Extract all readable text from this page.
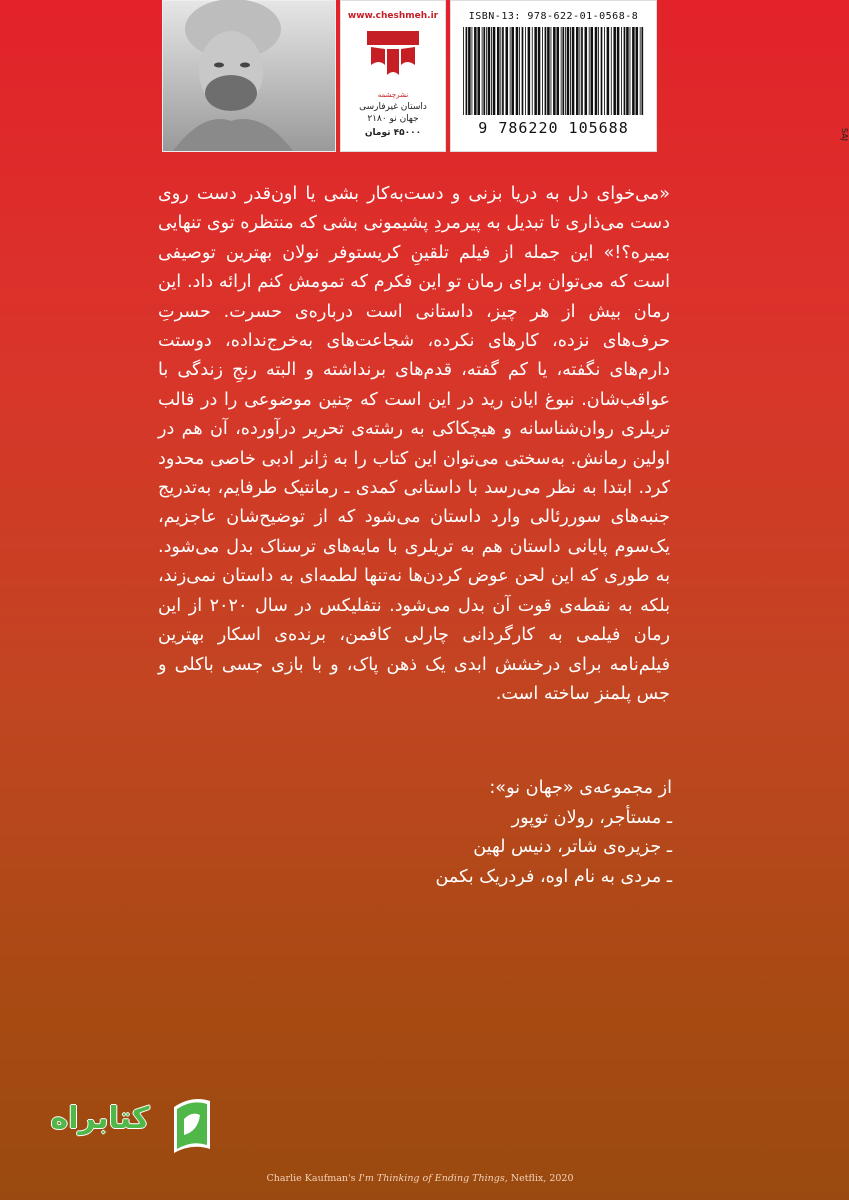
www.cheshmeh.ir
نشرچشمه
داستان غیرفارسی
جهان نو ۲۱۸۰
۴۵۰۰۰ تومان
ISBN-13: 978-622-01-0568-8
9 786220 105688	SAJ

«می‌خوای دل به دریا بزنی و دست‌به‌کار بشی یا اون‌قدر دست روی دست می‌ذاری تا تبدیل به پیرمردِ پشیمونی بشی که منتظره توی تنهایی بمیره؟!» این جمله از فیلم تلقینِ کریستوفر نولان بهترین توصیفی است که می‌توان برای رمان تو این فکرم که تمومش کنم ارائه داد. این رمان بیش از هر چیز، داستانی است درباره‌ی حسرت. حسرتِ حرف‌های نزده، کارهای نکرده، شجاعت‌های به‌خرج‌نداده، دوستت دارم‌های نگفته، یا کم گفته، قدم‌های برنداشته و البته رنجِ زندگی با عواقب‌شان. نبوغ ایان رید در این است که چنین موضوعی را در قالب تریلری روان‌شناسانه و هیچکاکی به رشته‌ی تحریر درآورده، آن هم در اولین رمانش. به‌سختی می‌توان این کتاب را به ژانر ادبی خاصی محدود کرد. ابتدا به نظر می‌رسد با داستانی کمدی ـ رمانتیک طرفایم، به‌تدریج جنبه‌های سوررئالی وارد داستان می‌شود که از توضیح‌شان عاجزیم، یک‌سوم پایانی داستان هم به تریلری با مایه‌های ترسناک بدل می‌شود. به طوری که این لحن عوض کردن‌ها نه‌تنها لطمه‌ای به داستان نمی‌زند، بلکه به نقطه‌ی قوت آن بدل می‌شود. نتفلیکس در سال ۲۰۲۰ از این رمان فیلمی به کارگردانی چارلی کافمن، برنده‌ی اسکار بهترین فیلم‌نامه برای درخشش ابدی یک ذهن پاک، و با بازی جسی باکلی و جس پلمنز ساخته است.

از مجموعه‌ی «جهان نو»:
ـ مستأجر، رولان توپور
ـ جزیره‌ی شاتر، دنیس لهین
ـ مردی به نام اوه، فردریک بکمن
کتابراه
Charlie Kaufman's I'm Thinking of Ending Things, Netflix, 2020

^^^^^^^^^^^^^^^^

*Task brief:*
Without the pictures, repeat the listing above exactly.

*Solved exercise:*
Extract all readable text from this page.
www.cheshmeh.ir
نشرچشمه
داستان غیرفارسی
جهان نو ۲۱۸۰
۴۵۰۰۰ تومان
ISBN-13: 978-622-01-0568-8
9 786220 105688	SAJ

«می‌خوای دل به دریا بزنی و دست‌به‌کار بشی یا اون‌قدر دست روی دست می‌ذاری تا تبدیل به پیرمردِ پشیمونی بشی که منتظره توی تنهایی بمیره؟!» این جمله از فیلم تلقینِ کریستوفر نولان بهترین توصیفی است که می‌توان برای رمان تو این فکرم که تمومش کنم ارائه داد. این رمان بیش از هر چیز، داستانی است درباره‌ی حسرت. حسرتِ حرف‌های نزده، کارهای نکرده، شجاعت‌های به‌خرج‌نداده، دوستت دارم‌های نگفته، یا کم گفته، قدم‌های برنداشته و البته رنجِ زندگی با عواقب‌شان. نبوغ ایان رید در این است که چنین موضوعی را در قالب تریلری روان‌شناسانه و هیچکاکی به رشته‌ی تحریر درآورده، آن هم در اولین رمانش. به‌سختی می‌توان این کتاب را به ژانر ادبی خاصی محدود کرد. ابتدا به نظر می‌رسد با داستانی کمدی ـ رمانتیک طرفایم، به‌تدریج جنبه‌های سوررئالی وارد داستان می‌شود که از توضیح‌شان عاجزیم، یک‌سوم پایانی داستان هم به تریلری با مایه‌های ترسناک بدل می‌شود. به طوری که این لحن عوض کردن‌ها نه‌تنها لطمه‌ای به داستان نمی‌زند، بلکه به نقطه‌ی قوت آن بدل می‌شود. نتفلیکس در سال ۲۰۲۰ از این رمان فیلمی به کارگردانی چارلی کافمن، برنده‌ی اسکار بهترین فیلم‌نامه برای درخشش ابدی یک ذهن پاک، و با بازی جسی باکلی و جس پلمنز ساخته است.

از مجموعه‌ی «جهان نو»:
ـ مستأجر، رولان توپور
ـ جزیره‌ی شاتر، دنیس لهین
ـ مردی به نام اوه، فردریک بکمن
کتابراه
Charlie Kaufman's I'm Thinking of Ending Things, Netflix, 2020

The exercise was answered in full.